**PROBLEM TO WORK ON**
From the listing below, pull each line that includes "аккаунтом".

+++ TASK MATERIAL +++

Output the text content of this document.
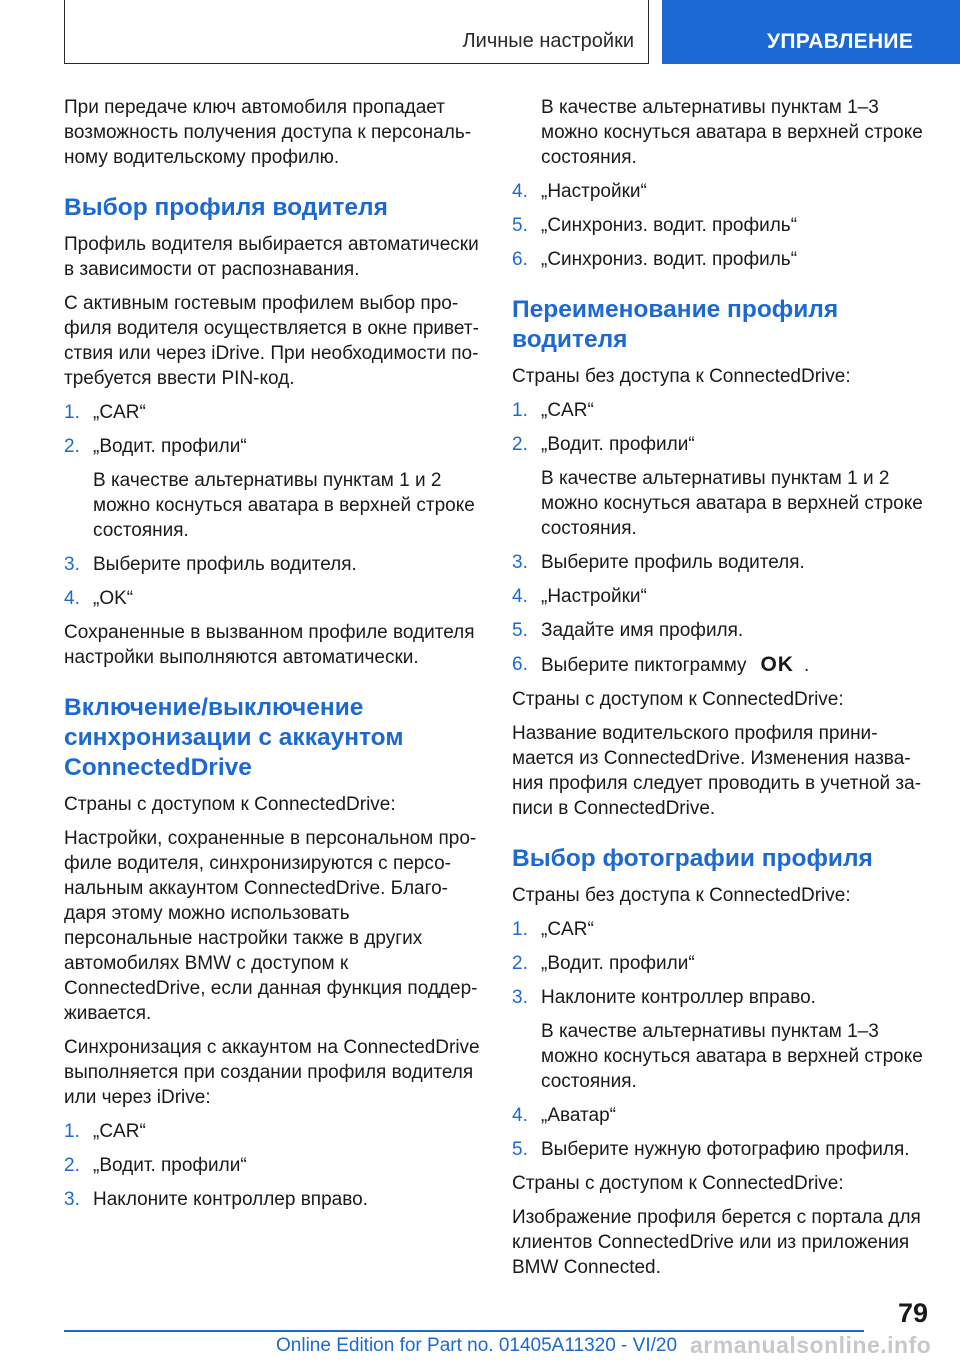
Личные настройки	УПРАВЛЕНИЕ

При передаче ключ автомобиля пропадает возможность получения доступа к персональному водительскому профилю.

Выбор профиля водителя

Профиль водителя выбирается автоматически в зависимости от распознавания.

С активным гостевым профилем выбор профиля водителя осуществляется в окне приветствия или через iDrive. При необходимости потребуется ввести PIN-код.

1. „CAR“
2. „Водит. профили“
В качестве альтернативы пунктам 1 и 2 можно коснуться аватара в верхней строке состояния.
3. Выберите профиль водителя.
4. „OK“

Сохраненные в вызванном профиле водителя настройки выполняются автоматически.

Включение/выключение синхронизации с аккаунтом ConnectedDrive

Страны с доступом к ConnectedDrive:

Настройки, сохраненные в персональном профиле водителя, синхронизируются с персональным аккаунтом ConnectedDrive. Благодаря этому можно использовать персональные настройки также в других автомобилях BMW с доступом к ConnectedDrive, если данная функция поддерживается.

Синхронизация с аккаунтом на ConnectedDrive выполняется при создании профиля водителя или через iDrive:

1. „CAR“
2. „Водит. профили“
3. Наклоните контроллер вправо.

В качестве альтернативы пунктам 1–3 можно коснуться аватара в верхней строке состояния.

4. „Настройки“
5. „Синхрониз. водит. профиль“
6. „Синхрониз. водит. профиль“
Переименование профиля водителя

Страны без доступа к ConnectedDrive:

1. „CAR“
2. „Водит. профили“
В качестве альтернативы пунктам 1 и 2 можно коснуться аватара в верхней строке состояния.
3. Выберите профиль водителя.
4. „Настройки“
5. Задайте имя профиля.
6. Выберите пиктограмму OK .

Страны с доступом к ConnectedDrive:

Название водительского профиля принимается из ConnectedDrive. Изменения названия профиля следует проводить в учетной записи в ConnectedDrive.

Выбор фотографии профиля

Страны без доступа к ConnectedDrive:

1. „CAR“
2. „Водит. профили“
3. Наклоните контроллер вправо.
В качестве альтернативы пунктам 1–3 можно коснуться аватара в верхней строке состояния.
4. „Аватар“
5. Выберите нужную фотографию профиля.

Страны с доступом к ConnectedDrive:

Изображение профиля берется с портала для клиентов ConnectedDrive или из приложения BMW Connected.

79
Online Edition for Part no. 01405A11320 - VI/20 armanualsonline.info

+++

**FULL OUTPUT**
Включение/выключение синхронизации с аккаунтом ConnectedDrive
Настройки, сохраненные в персональном профиле водителя, синхронизируются с персональным аккаунтом ConnectedDrive. Благодаря этому можно использовать персональные настройки также в других автомобилях BMW с доступом к ConnectedDrive, если данная функция поддерживается.
Синхронизация с аккаунтом на ConnectedDrive выполняется при создании профиля водителя или через iDrive:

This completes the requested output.